Your objective.
Below are some records. Pull every line that contains the word "amount".

Records for this exercise.

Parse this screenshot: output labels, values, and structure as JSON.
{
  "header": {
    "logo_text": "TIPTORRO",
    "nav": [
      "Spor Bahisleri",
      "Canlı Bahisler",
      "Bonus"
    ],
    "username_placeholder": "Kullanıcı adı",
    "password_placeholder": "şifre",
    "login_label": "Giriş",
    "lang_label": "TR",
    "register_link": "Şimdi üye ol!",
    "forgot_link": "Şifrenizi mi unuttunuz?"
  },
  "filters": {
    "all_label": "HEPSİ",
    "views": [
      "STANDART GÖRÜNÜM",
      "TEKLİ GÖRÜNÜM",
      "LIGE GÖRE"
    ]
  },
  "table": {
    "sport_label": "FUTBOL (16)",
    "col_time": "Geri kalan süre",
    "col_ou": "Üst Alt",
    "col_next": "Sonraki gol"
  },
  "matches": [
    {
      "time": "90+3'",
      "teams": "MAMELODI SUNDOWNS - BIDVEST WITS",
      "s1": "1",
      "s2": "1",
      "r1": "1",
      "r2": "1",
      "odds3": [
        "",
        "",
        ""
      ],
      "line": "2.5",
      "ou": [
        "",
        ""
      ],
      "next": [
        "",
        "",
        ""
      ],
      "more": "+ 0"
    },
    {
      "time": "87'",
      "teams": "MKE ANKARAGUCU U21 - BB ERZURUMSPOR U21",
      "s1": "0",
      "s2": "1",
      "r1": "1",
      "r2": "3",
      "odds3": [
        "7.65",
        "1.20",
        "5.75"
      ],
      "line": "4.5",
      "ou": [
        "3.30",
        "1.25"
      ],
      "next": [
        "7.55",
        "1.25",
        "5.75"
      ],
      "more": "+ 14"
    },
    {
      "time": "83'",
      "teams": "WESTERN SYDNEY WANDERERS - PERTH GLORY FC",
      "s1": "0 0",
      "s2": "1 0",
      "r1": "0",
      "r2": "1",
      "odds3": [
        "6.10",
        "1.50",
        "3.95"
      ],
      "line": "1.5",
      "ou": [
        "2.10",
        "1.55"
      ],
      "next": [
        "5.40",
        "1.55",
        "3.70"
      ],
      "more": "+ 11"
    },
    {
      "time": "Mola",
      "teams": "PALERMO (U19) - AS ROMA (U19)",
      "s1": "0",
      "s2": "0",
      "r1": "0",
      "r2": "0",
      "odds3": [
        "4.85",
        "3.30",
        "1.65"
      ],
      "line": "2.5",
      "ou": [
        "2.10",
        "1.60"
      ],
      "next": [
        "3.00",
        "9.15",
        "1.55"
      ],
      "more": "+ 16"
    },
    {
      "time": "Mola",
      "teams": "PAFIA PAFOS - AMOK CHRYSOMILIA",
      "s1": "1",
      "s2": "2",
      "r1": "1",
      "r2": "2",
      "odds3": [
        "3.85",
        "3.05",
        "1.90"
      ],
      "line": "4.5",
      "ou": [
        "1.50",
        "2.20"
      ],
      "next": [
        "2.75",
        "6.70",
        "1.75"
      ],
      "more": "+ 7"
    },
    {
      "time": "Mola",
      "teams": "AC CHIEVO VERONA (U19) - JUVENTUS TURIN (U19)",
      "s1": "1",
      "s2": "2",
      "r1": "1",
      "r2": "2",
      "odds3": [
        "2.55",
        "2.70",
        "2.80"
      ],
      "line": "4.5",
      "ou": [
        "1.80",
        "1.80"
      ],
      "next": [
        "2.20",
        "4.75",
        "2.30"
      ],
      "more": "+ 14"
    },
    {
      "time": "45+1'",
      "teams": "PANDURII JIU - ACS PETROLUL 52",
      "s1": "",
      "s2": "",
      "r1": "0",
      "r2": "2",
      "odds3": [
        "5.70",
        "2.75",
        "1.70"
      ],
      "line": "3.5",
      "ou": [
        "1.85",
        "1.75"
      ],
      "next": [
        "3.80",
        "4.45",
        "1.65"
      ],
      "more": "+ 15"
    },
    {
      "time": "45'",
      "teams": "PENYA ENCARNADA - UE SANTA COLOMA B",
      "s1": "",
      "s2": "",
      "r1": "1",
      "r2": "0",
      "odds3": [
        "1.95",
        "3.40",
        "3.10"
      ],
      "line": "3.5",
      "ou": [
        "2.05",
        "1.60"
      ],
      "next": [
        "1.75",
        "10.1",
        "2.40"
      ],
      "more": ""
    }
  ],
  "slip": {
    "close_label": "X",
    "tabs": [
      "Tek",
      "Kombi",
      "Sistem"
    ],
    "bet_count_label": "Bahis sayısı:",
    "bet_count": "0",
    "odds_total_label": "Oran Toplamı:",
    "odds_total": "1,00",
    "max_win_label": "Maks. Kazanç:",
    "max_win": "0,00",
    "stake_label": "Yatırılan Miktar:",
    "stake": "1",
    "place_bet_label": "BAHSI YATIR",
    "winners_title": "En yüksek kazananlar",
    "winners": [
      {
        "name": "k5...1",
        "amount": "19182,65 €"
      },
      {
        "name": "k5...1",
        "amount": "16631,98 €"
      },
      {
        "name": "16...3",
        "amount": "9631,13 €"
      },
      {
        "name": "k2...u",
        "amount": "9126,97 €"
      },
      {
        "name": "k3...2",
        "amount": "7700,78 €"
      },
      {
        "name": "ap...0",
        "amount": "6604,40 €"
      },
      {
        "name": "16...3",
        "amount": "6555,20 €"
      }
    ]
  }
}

The output.
        "amount": "19182,65 €"
        "amount": "16631,98 €"
        "amount": "9631,13 €"
        "amount": "9126,97 €"
        "amount": "7700,78 €"
        "amount": "6604,40 €"
        "amount": "6555,20 €"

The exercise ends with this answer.